* **PROBLEM TO SOLVE**: The records below must be written out exactly, with every picture left behind.

Saved entries:
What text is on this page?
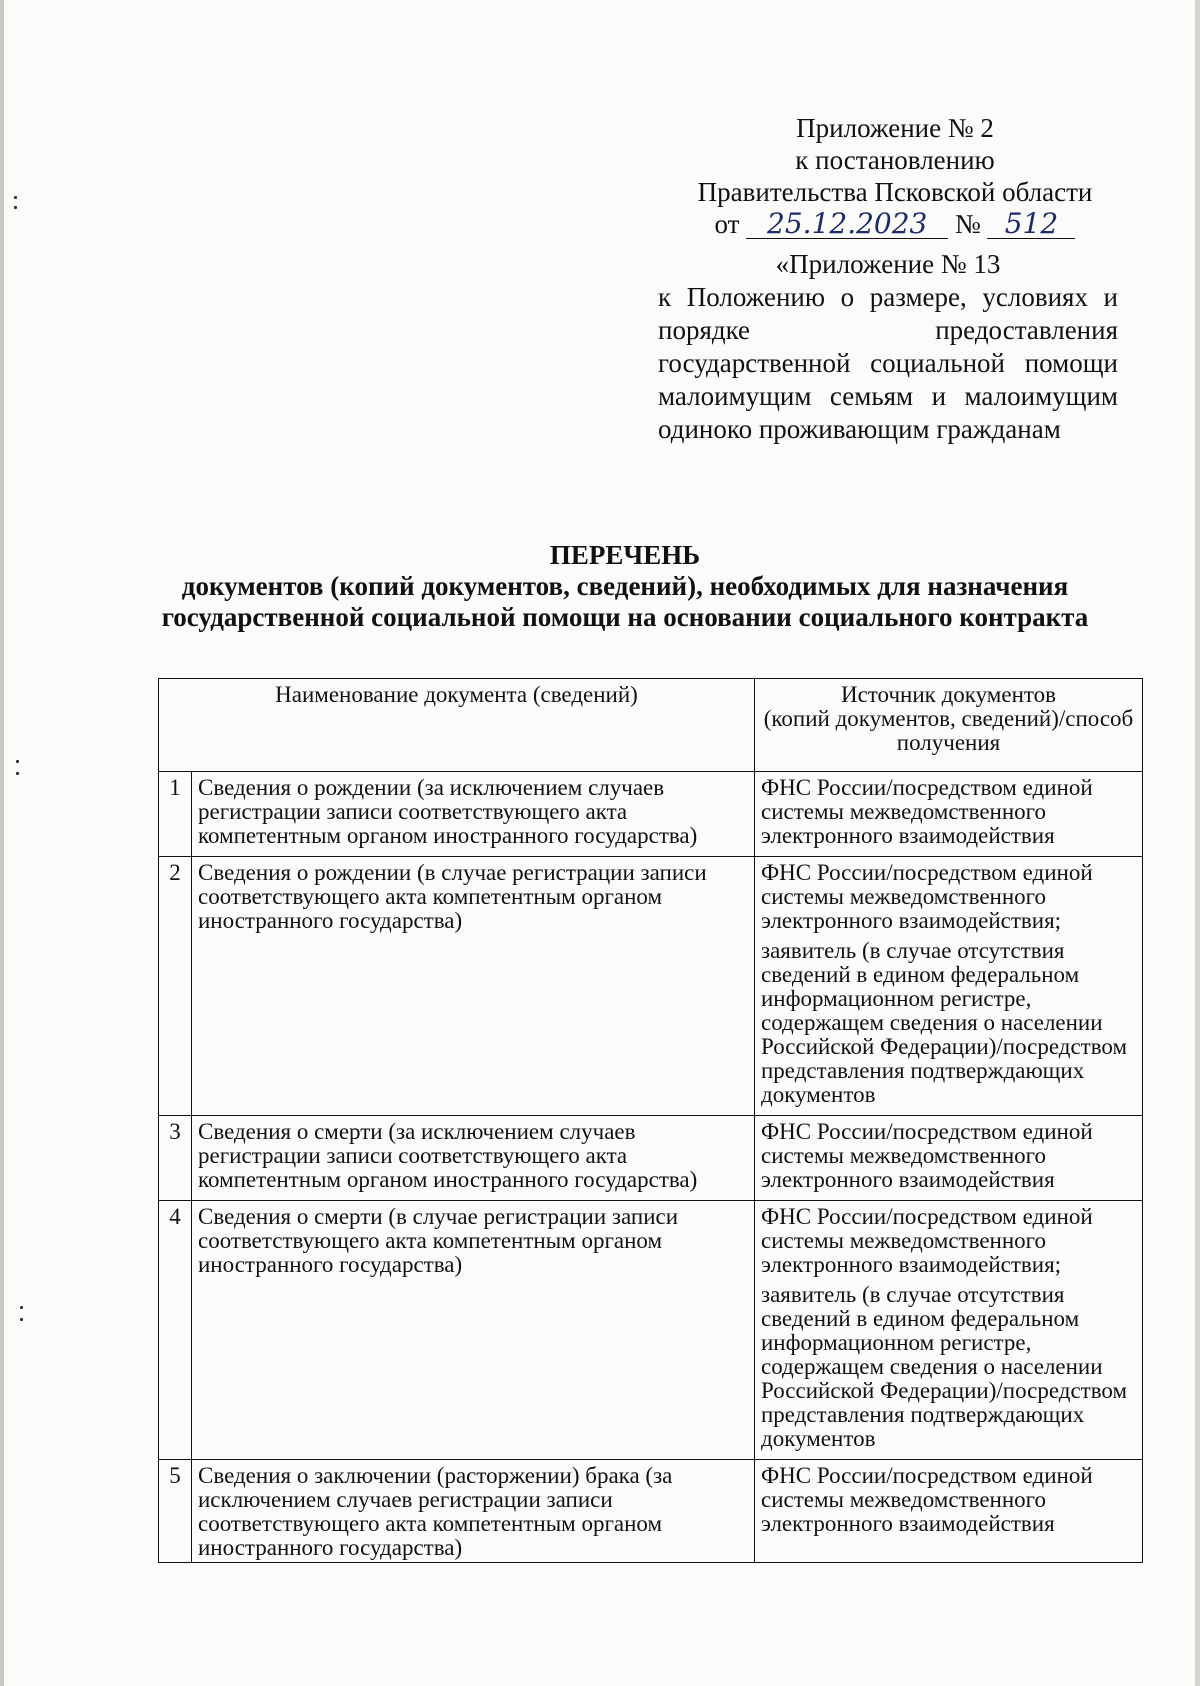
Приложение № 2
к постановлению
Правительства Псковской области
от 25.12.2023 № 512
«Приложение № 13
к Положению о размере, условиях и порядке предоставления государственной социальной помощи малоимущим семьям и малоимущим одиноко проживающим гражданам
ПЕРЕЧЕНЬ
документов (копий документов, сведений), необходимых для назначения государственной социальной помощи на основании социального контракта
Наименование документа (сведений)		Источник документов
(копий документов, сведений)/способ получения

1	Сведения о рождении (за исключением случаев регистрации записи соответствующего акта компетентным органом иностранного государства)	ФНС России/посредством единой системы межведомственного электронного взаимодействия

2	Сведения о рождении (в случае регистрации записи соответствующего акта компетентным органом иностранного государства)	ФНС России/посредством единой системы межведомственного электронного взаимодействия;

заявитель (в случае отсутствия сведений в едином федеральном информационном регистре, содержащем сведения о населении Российской Федерации)/посредством представления подтверждающих документов

3	Сведения о смерти (за исключением случаев регистрации записи соответствующего акта компетентным органом иностранного государства)	ФНС России/посредством единой системы межведомственного электронного взаимодействия

4	Сведения о смерти (в случае регистрации записи соответствующего акта компетентным органом иностранного государства)	ФНС России/посредством единой системы межведомственного электронного взаимодействия;

заявитель (в случае отсутствия сведений в едином федеральном информационном регистре, содержащем сведения о населении Российской Федерации)/посредством представления подтверждающих документов

5	Сведения о заключении (расторжении) брака (за исключением случаев регистрации записи соответствующего акта компетентным органом иностранного государства)	ФНС России/посредством единой системы межведомственного электронного взаимодействия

* **SOLUTION TO THIS TASK**:
What text is on this page?
Приложение № 2
к постановлению
Правительства Псковской области
от 25.12.2023 № 512
«Приложение № 13
к Положению о размере, условиях и порядке предоставления государственной социальной помощи малоимущим семьям и малоимущим одиноко проживающим гражданам
ПЕРЕЧЕНЬ
документов (копий документов, сведений), необходимых для назначения государственной социальной помощи на основании социального контракта
Наименование документа (сведений)		Источник документов
(копий документов, сведений)/способ получения

1	Сведения о рождении (за исключением случаев регистрации записи соответствующего акта компетентным органом иностранного государства)	ФНС России/посредством единой системы межведомственного электронного взаимодействия

2	Сведения о рождении (в случае регистрации записи соответствующего акта компетентным органом иностранного государства)	ФНС России/посредством единой системы межведомственного электронного взаимодействия;

заявитель (в случае отсутствия сведений в едином федеральном информационном регистре, содержащем сведения о населении Российской Федерации)/посредством представления подтверждающих документов

3	Сведения о смерти (за исключением случаев регистрации записи соответствующего акта компетентным органом иностранного государства)	ФНС России/посредством единой системы межведомственного электронного взаимодействия

4	Сведения о смерти (в случае регистрации записи соответствующего акта компетентным органом иностранного государства)	ФНС России/посредством единой системы межведомственного электронного взаимодействия;

заявитель (в случае отсутствия сведений в едином федеральном информационном регистре, содержащем сведения о населении Российской Федерации)/посредством представления подтверждающих документов

5	Сведения о заключении (расторжении) брака (за исключением случаев регистрации записи соответствующего акта компетентным органом иностранного государства)	ФНС России/посредством единой системы межведомственного электронного взаимодействия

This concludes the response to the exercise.